**Task directions**. Transcribe everything in the data word for word. Pictures are left out.

[A run of records]
══════════

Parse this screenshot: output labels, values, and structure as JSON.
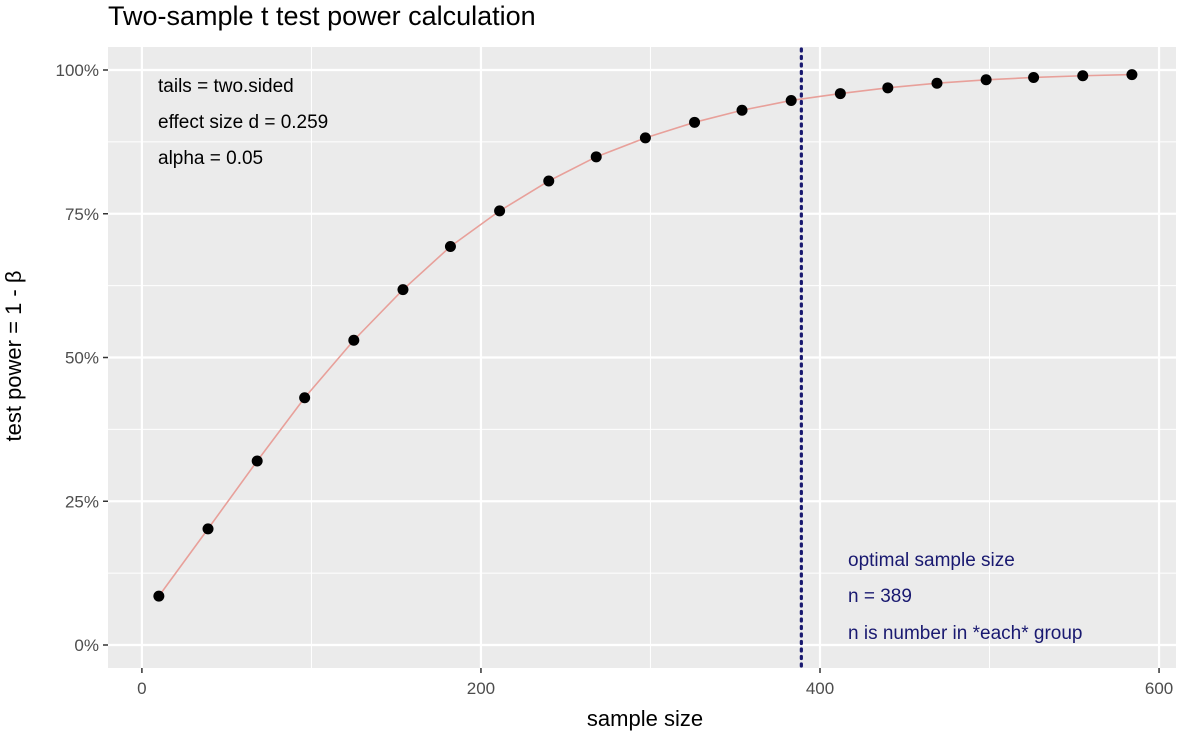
{
  "chart_data": {
    "type": "scatter",
    "title": "Two-sample t test power calculation",
    "xlabel": "sample size",
    "ylabel": "test power = 1 - β",
    "xlim": [
      -20,
      610
    ],
    "ylim": [
      -0.04,
      1.04
    ],
    "x_ticks": [
      0,
      200,
      400,
      600
    ],
    "x_tick_labels": [
      "0",
      "200",
      "400",
      "600"
    ],
    "y_ticks": [
      0,
      0.25,
      0.5,
      0.75,
      1.0
    ],
    "y_tick_labels": [
      "0%",
      "25%",
      "50%",
      "75%",
      "100%"
    ],
    "grid": true,
    "series": [
      {
        "name": "power",
        "x": [
          10,
          39,
          68,
          96,
          125,
          154,
          182,
          211,
          240,
          268,
          297,
          326,
          354,
          383,
          412,
          440,
          469,
          498,
          526,
          555,
          584
        ],
        "y": [
          0.085,
          0.202,
          0.32,
          0.43,
          0.53,
          0.618,
          0.693,
          0.755,
          0.807,
          0.849,
          0.882,
          0.909,
          0.93,
          0.947,
          0.959,
          0.969,
          0.977,
          0.983,
          0.987,
          0.99,
          0.992
        ],
        "point_color": "#000000",
        "line_color": "#e8a09a"
      }
    ],
    "vline": {
      "x": 389,
      "color": "#191970",
      "style": "dotted"
    },
    "annotations_top_left": [
      "tails = two.sided",
      "effect size d = 0.259",
      "alpha = 0.05"
    ],
    "annotations_bottom_right": [
      "optimal sample size",
      "n = 389",
      "n is number in *each* group"
    ],
    "annotation_colors": {
      "top_left": "#000000",
      "bottom_right": "#191970"
    },
    "panel_background": "#ebebeb",
    "grid_color": "#ffffff"
  }
}
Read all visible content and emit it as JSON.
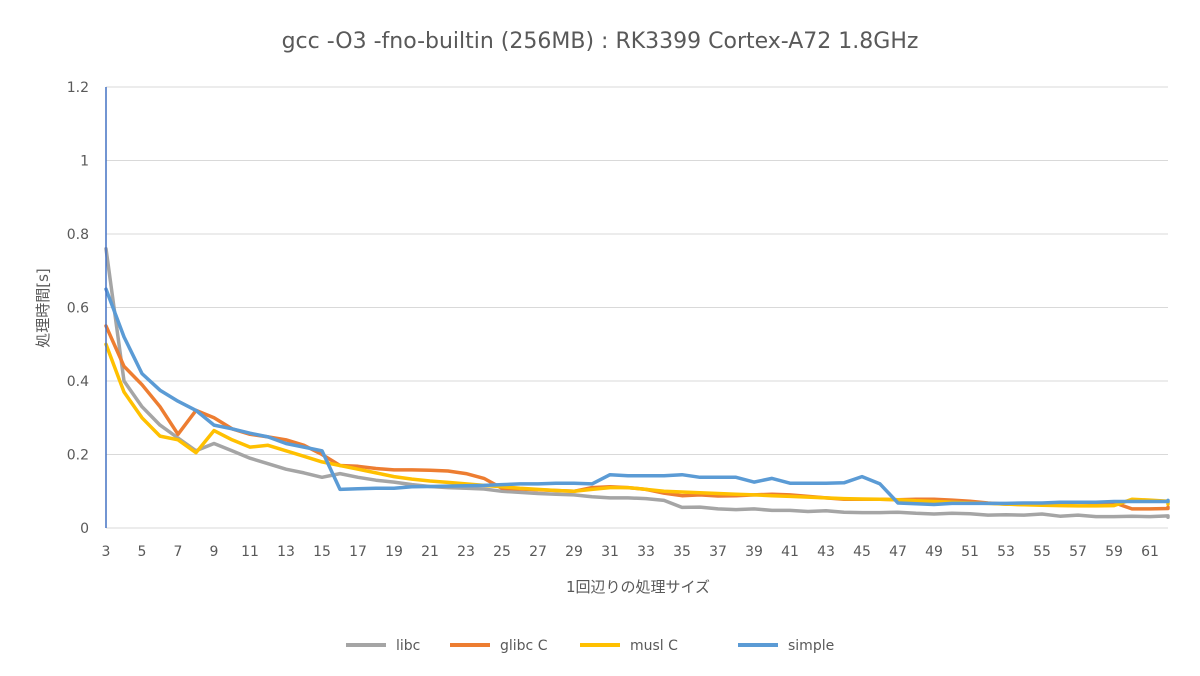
{
  "chart_data": {
    "type": "line",
    "title": "gcc -O3 -fno-builtin (256MB) : RK3399 Cortex-A72 1.8GHz",
    "xlabel": "1回辺りの処理サイズ",
    "ylabel": "処理時間[s]",
    "ylim": [
      0,
      1.2
    ],
    "yticks": [
      "0",
      "0.2",
      "0.4",
      "0.6",
      "0.8",
      "1",
      "1.2"
    ],
    "grid": true,
    "legend_position": "bottom",
    "x_start": 3,
    "x_end": 62,
    "xtick_labels": [
      "3",
      "5",
      "7",
      "9",
      "11",
      "13",
      "15",
      "17",
      "19",
      "21",
      "23",
      "25",
      "27",
      "29",
      "31",
      "33",
      "35",
      "37",
      "39",
      "41",
      "43",
      "45",
      "47",
      "49",
      "51",
      "53",
      "55",
      "57",
      "59",
      "61"
    ],
    "series": [
      {
        "name": "libc",
        "color": "#a5a5a5",
        "values": [
          0.76,
          0.4,
          0.33,
          0.28,
          0.245,
          0.21,
          0.23,
          0.21,
          0.19,
          0.175,
          0.16,
          0.15,
          0.138,
          0.148,
          0.138,
          0.13,
          0.125,
          0.118,
          0.113,
          0.11,
          0.108,
          0.106,
          0.1,
          0.097,
          0.094,
          0.092,
          0.09,
          0.085,
          0.082,
          0.082,
          0.08,
          0.075,
          0.056,
          0.057,
          0.052,
          0.05,
          0.052,
          0.048,
          0.048,
          0.045,
          0.047,
          0.043,
          0.042,
          0.042,
          0.043,
          0.04,
          0.038,
          0.04,
          0.039,
          0.035,
          0.036,
          0.035,
          0.038,
          0.032,
          0.035,
          0.031,
          0.031,
          0.032,
          0.031,
          0.033,
          0.029,
          0.029,
          0.03,
          0.029
        ]
      },
      {
        "name": "glibc C",
        "color": "#ed7d31",
        "values": [
          0.55,
          0.44,
          0.39,
          0.33,
          0.255,
          0.32,
          0.3,
          0.27,
          0.255,
          0.248,
          0.24,
          0.225,
          0.2,
          0.17,
          0.168,
          0.162,
          0.158,
          0.158,
          0.157,
          0.155,
          0.148,
          0.135,
          0.108,
          0.106,
          0.104,
          0.102,
          0.1,
          0.11,
          0.112,
          0.11,
          0.105,
          0.095,
          0.088,
          0.09,
          0.087,
          0.088,
          0.09,
          0.092,
          0.09,
          0.086,
          0.082,
          0.078,
          0.078,
          0.078,
          0.077,
          0.078,
          0.078,
          0.076,
          0.073,
          0.068,
          0.065,
          0.064,
          0.065,
          0.067,
          0.07,
          0.068,
          0.069,
          0.052,
          0.052,
          0.053,
          0.054,
          0.055,
          0.057,
          0.057
        ]
      },
      {
        "name": "musl C",
        "color": "#ffc000",
        "values": [
          0.5,
          0.37,
          0.3,
          0.25,
          0.24,
          0.205,
          0.265,
          0.24,
          0.22,
          0.225,
          0.21,
          0.195,
          0.18,
          0.17,
          0.16,
          0.15,
          0.14,
          0.133,
          0.128,
          0.124,
          0.12,
          0.116,
          0.112,
          0.108,
          0.105,
          0.102,
          0.1,
          0.105,
          0.11,
          0.11,
          0.105,
          0.1,
          0.098,
          0.096,
          0.094,
          0.092,
          0.09,
          0.088,
          0.086,
          0.084,
          0.082,
          0.08,
          0.079,
          0.078,
          0.077,
          0.074,
          0.072,
          0.07,
          0.068,
          0.067,
          0.065,
          0.063,
          0.062,
          0.061,
          0.06,
          0.06,
          0.061,
          0.078,
          0.076,
          0.073,
          0.07,
          0.068,
          0.066,
          0.065
        ]
      },
      {
        "name": "simple",
        "color": "#5b9bd5",
        "values": [
          0.65,
          0.52,
          0.42,
          0.375,
          0.345,
          0.32,
          0.28,
          0.27,
          0.258,
          0.248,
          0.23,
          0.22,
          0.21,
          0.105,
          0.107,
          0.108,
          0.108,
          0.112,
          0.113,
          0.114,
          0.115,
          0.116,
          0.118,
          0.12,
          0.12,
          0.122,
          0.122,
          0.12,
          0.145,
          0.142,
          0.142,
          0.142,
          0.145,
          0.138,
          0.138,
          0.138,
          0.125,
          0.135,
          0.122,
          0.122,
          0.122,
          0.123,
          0.14,
          0.12,
          0.068,
          0.066,
          0.064,
          0.067,
          0.067,
          0.067,
          0.067,
          0.068,
          0.068,
          0.07,
          0.07,
          0.07,
          0.072,
          0.072,
          0.072,
          0.072,
          0.072,
          0.072,
          0.072,
          0.075
        ]
      }
    ]
  }
}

══════════

**Exercise response**.
Parse this screenshot: output labels, values, and structure as JSON.
{
  "chart_data": {
    "type": "scatter",
    "title": "Two-sample t test power calculation",
    "xlabel": "sample size",
    "ylabel": "test power = 1 - β",
    "xlim": [
      -20,
      610
    ],
    "ylim": [
      -0.04,
      1.04
    ],
    "x_ticks": [
      0,
      200,
      400,
      600
    ],
    "x_tick_labels": [
      "0",
      "200",
      "400",
      "600"
    ],
    "y_ticks": [
      0,
      0.25,
      0.5,
      0.75,
      1.0
    ],
    "y_tick_labels": [
      "0%",
      "25%",
      "50%",
      "75%",
      "100%"
    ],
    "grid": true,
    "series": [
      {
        "name": "power",
        "x": [
          10,
          39,
          68,
          96,
          125,
          154,
          182,
          211,
          240,
          268,
          297,
          326,
          354,
          383,
          412,
          440,
          469,
          498,
          526,
          555,
          584
        ],
        "y": [
          0.085,
          0.202,
          0.32,
          0.43,
          0.53,
          0.618,
          0.693,
          0.755,
          0.807,
          0.849,
          0.882,
          0.909,
          0.93,
          0.947,
          0.959,
          0.969,
          0.977,
          0.983,
          0.987,
          0.99,
          0.992
        ],
        "point_color": "#000000",
        "line_color": "#e8a09a"
      }
    ],
    "vline": {
      "x": 389,
      "color": "#191970",
      "style": "dotted"
    },
    "annotations_top_left": [
      "tails = two.sided",
      "effect size d = 0.259",
      "alpha = 0.05"
    ],
    "annotations_bottom_right": [
      "optimal sample size",
      "n = 389",
      "n is number in *each* group"
    ],
    "annotation_colors": {
      "top_left": "#000000",
      "bottom_right": "#191970"
    },
    "panel_background": "#ebebeb",
    "grid_color": "#ffffff"
  }
}
Read all visible content and emit it as JSON.
{
  "chart_data": {
    "type": "line",
    "title": "gcc -O3 -fno-builtin (256MB) : RK3399 Cortex-A72 1.8GHz",
    "xlabel": "1回辺りの処理サイズ",
    "ylabel": "処理時間[s]",
    "ylim": [
      0,
      1.2
    ],
    "yticks": [
      "0",
      "0.2",
      "0.4",
      "0.6",
      "0.8",
      "1",
      "1.2"
    ],
    "grid": true,
    "legend_position": "bottom",
    "x_start": 3,
    "x_end": 62,
    "xtick_labels": [
      "3",
      "5",
      "7",
      "9",
      "11",
      "13",
      "15",
      "17",
      "19",
      "21",
      "23",
      "25",
      "27",
      "29",
      "31",
      "33",
      "35",
      "37",
      "39",
      "41",
      "43",
      "45",
      "47",
      "49",
      "51",
      "53",
      "55",
      "57",
      "59",
      "61"
    ],
    "series": [
      {
        "name": "libc",
        "color": "#a5a5a5",
        "values": [
          0.76,
          0.4,
          0.33,
          0.28,
          0.245,
          0.21,
          0.23,
          0.21,
          0.19,
          0.175,
          0.16,
          0.15,
          0.138,
          0.148,
          0.138,
          0.13,
          0.125,
          0.118,
          0.113,
          0.11,
          0.108,
          0.106,
          0.1,
          0.097,
          0.094,
          0.092,
          0.09,
          0.085,
          0.082,
          0.082,
          0.08,
          0.075,
          0.056,
          0.057,
          0.052,
          0.05,
          0.052,
          0.048,
          0.048,
          0.045,
          0.047,
          0.043,
          0.042,
          0.042,
          0.043,
          0.04,
          0.038,
          0.04,
          0.039,
          0.035,
          0.036,
          0.035,
          0.038,
          0.032,
          0.035,
          0.031,
          0.031,
          0.032,
          0.031,
          0.033,
          0.029,
          0.029,
          0.03,
          0.029
        ]
      },
      {
        "name": "glibc C",
        "color": "#ed7d31",
        "values": [
          0.55,
          0.44,
          0.39,
          0.33,
          0.255,
          0.32,
          0.3,
          0.27,
          0.255,
          0.248,
          0.24,
          0.225,
          0.2,
          0.17,
          0.168,
          0.162,
          0.158,
          0.158,
          0.157,
          0.155,
          0.148,
          0.135,
          0.108,
          0.106,
          0.104,
          0.102,
          0.1,
          0.11,
          0.112,
          0.11,
          0.105,
          0.095,
          0.088,
          0.09,
          0.087,
          0.088,
          0.09,
          0.092,
          0.09,
          0.086,
          0.082,
          0.078,
          0.078,
          0.078,
          0.077,
          0.078,
          0.078,
          0.076,
          0.073,
          0.068,
          0.065,
          0.064,
          0.065,
          0.067,
          0.07,
          0.068,
          0.069,
          0.052,
          0.052,
          0.053,
          0.054,
          0.055,
          0.057,
          0.057
        ]
      },
      {
        "name": "musl C",
        "color": "#ffc000",
        "values": [
          0.5,
          0.37,
          0.3,
          0.25,
          0.24,
          0.205,
          0.265,
          0.24,
          0.22,
          0.225,
          0.21,
          0.195,
          0.18,
          0.17,
          0.16,
          0.15,
          0.14,
          0.133,
          0.128,
          0.124,
          0.12,
          0.116,
          0.112,
          0.108,
          0.105,
          0.102,
          0.1,
          0.105,
          0.11,
          0.11,
          0.105,
          0.1,
          0.098,
          0.096,
          0.094,
          0.092,
          0.09,
          0.088,
          0.086,
          0.084,
          0.082,
          0.08,
          0.079,
          0.078,
          0.077,
          0.074,
          0.072,
          0.07,
          0.068,
          0.067,
          0.065,
          0.063,
          0.062,
          0.061,
          0.06,
          0.06,
          0.061,
          0.078,
          0.076,
          0.073,
          0.07,
          0.068,
          0.066,
          0.065
        ]
      },
      {
        "name": "simple",
        "color": "#5b9bd5",
        "values": [
          0.65,
          0.52,
          0.42,
          0.375,
          0.345,
          0.32,
          0.28,
          0.27,
          0.258,
          0.248,
          0.23,
          0.22,
          0.21,
          0.105,
          0.107,
          0.108,
          0.108,
          0.112,
          0.113,
          0.114,
          0.115,
          0.116,
          0.118,
          0.12,
          0.12,
          0.122,
          0.122,
          0.12,
          0.145,
          0.142,
          0.142,
          0.142,
          0.145,
          0.138,
          0.138,
          0.138,
          0.125,
          0.135,
          0.122,
          0.122,
          0.122,
          0.123,
          0.14,
          0.12,
          0.068,
          0.066,
          0.064,
          0.067,
          0.067,
          0.067,
          0.067,
          0.068,
          0.068,
          0.07,
          0.07,
          0.07,
          0.072,
          0.072,
          0.072,
          0.072,
          0.072,
          0.072,
          0.072,
          0.075
        ]
      }
    ]
  }
}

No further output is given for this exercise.